* **WHAT YOU NEED TO DO**:
Restate the records that follow word for word; no pictures should appear.
++++ INFORMATION GIVEN ++++
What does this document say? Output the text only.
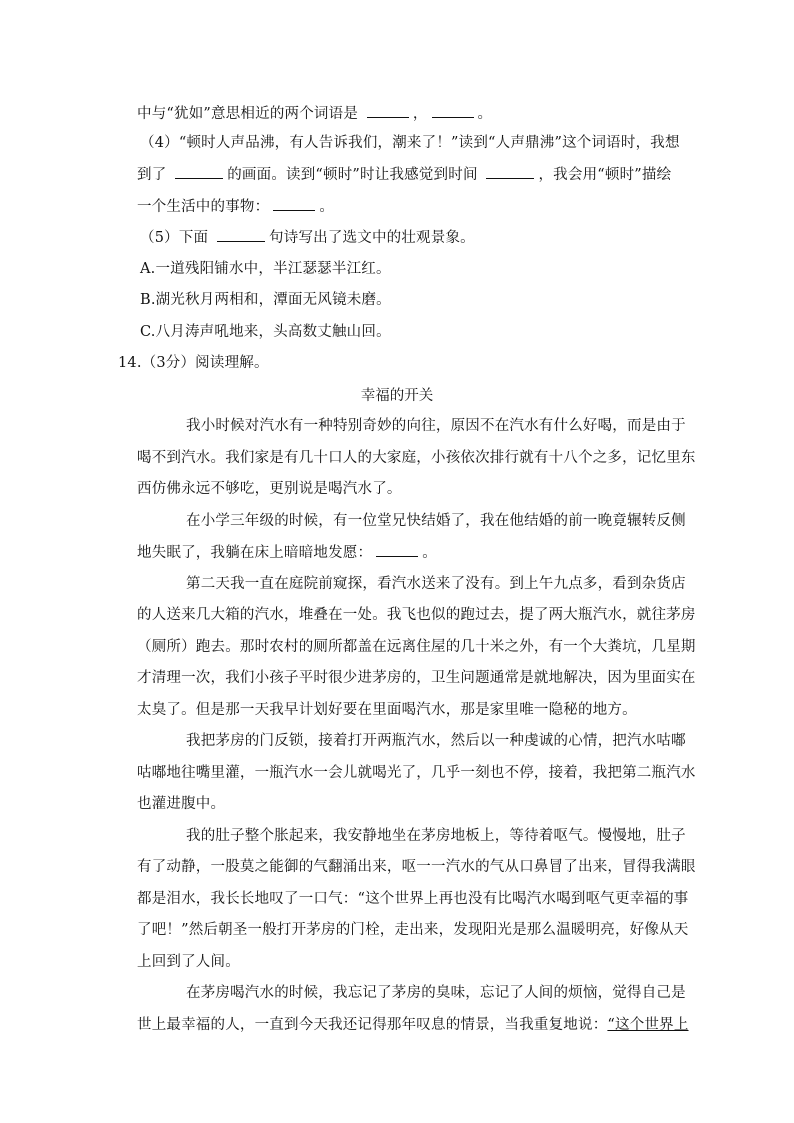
中与“犹如”意思相近的两个词语是	，	。
（4）“顿时人声品沸，有人告诉我们，潮来了！”读到“人声鼎沸”这个词语时，我想
到了	的画面。读到“顿时”时让我感觉到时间	，我会用“顿时”描绘
一个生活中的事物：	。
（5）下面	句诗写出了选文中的壮观景象。
A.一道残阳铺水中，半江瑟瑟半江红。
B.湖光秋月两相和，潭面无风镜未磨。
C.八月涛声吼地来，头高数丈触山回。
14.（3分）阅读理解。
幸福的开关
我小时候对汽水有一种特别奇妙的向往，原因不在汽水有什么好喝，而是由于
喝不到汽水。我们家是有几十口人的大家庭，小孩依次排行就有十八个之多，记忆里东
西仿佛永远不够吃，更别说是喝汽水了。
在小学三年级的时候，有一位堂兄快结婚了，我在他结婚的前一晚竟辗转反侧
地失眠了，我躺在床上暗暗地发愿：	。
第二天我一直在庭院前窥探，看汽水送来了没有。到上午九点多，看到杂货店
的人送来几大箱的汽水，堆叠在一处。我飞也似的跑过去，提了两大瓶汽水，就往茅房
（厕所）跑去。那时农村的厕所都盖在远离住屋的几十米之外，有一个大粪坑，几星期
才清理一次，我们小孩子平时很少进茅房的，卫生问题通常是就地解决，因为里面实在
太臭了。但是那一天我早计划好要在里面喝汽水，那是家里唯一隐秘的地方。
我把茅房的门反锁，接着打开两瓶汽水，然后以一种虔诚的心情，把汽水咕嘟
咕嘟地往嘴里灌，一瓶汽水一会儿就喝光了，几乎一刻也不停，接着，我把第二瓶汽水
也灌进腹中。
我的肚子整个胀起来，我安静地坐在茅房地板上，等待着呕气。慢慢地，肚子
有了动静，一股莫之能御的气翻涌出来，呕一一汽水的气从口鼻冒了出来，冒得我满眼
都是泪水，我长长地叹了一口气：“这个世界上再也没有比喝汽水喝到呕气更幸福的事
了吧！”然后朝圣一般打开茅房的门栓，走出来，发现阳光是那么温暖明亮，好像从天
上回到了人间。
在茅房喝汽水的时候，我忘记了茅房的臭味，忘记了人间的烦恼，觉得自己是
世上最幸福的人，一直到今天我还记得那年叹息的情景，当我重复地说：“这个世界上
++++
* **THE ANSWER**:
What does this document say? Output the text only.
中与“犹如”意思相近的两个词语是	，	。
（4）“顿时人声品沸，有人告诉我们，潮来了！”读到“人声鼎沸”这个词语时，我想
到了	的画面。读到“顿时”时让我感觉到时间	，我会用“顿时”描绘
一个生活中的事物：	。
（5）下面	句诗写出了选文中的壮观景象。
A.一道残阳铺水中，半江瑟瑟半江红。
B.湖光秋月两相和，潭面无风镜未磨。
C.八月涛声吼地来，头高数丈触山回。
14.（3分）阅读理解。
幸福的开关
我小时候对汽水有一种特别奇妙的向往，原因不在汽水有什么好喝，而是由于
喝不到汽水。我们家是有几十口人的大家庭，小孩依次排行就有十八个之多，记忆里东
西仿佛永远不够吃，更别说是喝汽水了。
在小学三年级的时候，有一位堂兄快结婚了，我在他结婚的前一晚竟辗转反侧
地失眠了，我躺在床上暗暗地发愿：	。
第二天我一直在庭院前窥探，看汽水送来了没有。到上午九点多，看到杂货店
的人送来几大箱的汽水，堆叠在一处。我飞也似的跑过去，提了两大瓶汽水，就往茅房
（厕所）跑去。那时农村的厕所都盖在远离住屋的几十米之外，有一个大粪坑，几星期
才清理一次，我们小孩子平时很少进茅房的，卫生问题通常是就地解决，因为里面实在
太臭了。但是那一天我早计划好要在里面喝汽水，那是家里唯一隐秘的地方。
我把茅房的门反锁，接着打开两瓶汽水，然后以一种虔诚的心情，把汽水咕嘟
咕嘟地往嘴里灌，一瓶汽水一会儿就喝光了，几乎一刻也不停，接着，我把第二瓶汽水
也灌进腹中。
我的肚子整个胀起来，我安静地坐在茅房地板上，等待着呕气。慢慢地，肚子
有了动静，一股莫之能御的气翻涌出来，呕一一汽水的气从口鼻冒了出来，冒得我满眼
都是泪水，我长长地叹了一口气：“这个世界上再也没有比喝汽水喝到呕气更幸福的事
了吧！”然后朝圣一般打开茅房的门栓，走出来，发现阳光是那么温暖明亮，好像从天
上回到了人间。
在茅房喝汽水的时候，我忘记了茅房的臭味，忘记了人间的烦恼，觉得自己是
世上最幸福的人，一直到今天我还记得那年叹息的情景，当我重复地说：“这个世界上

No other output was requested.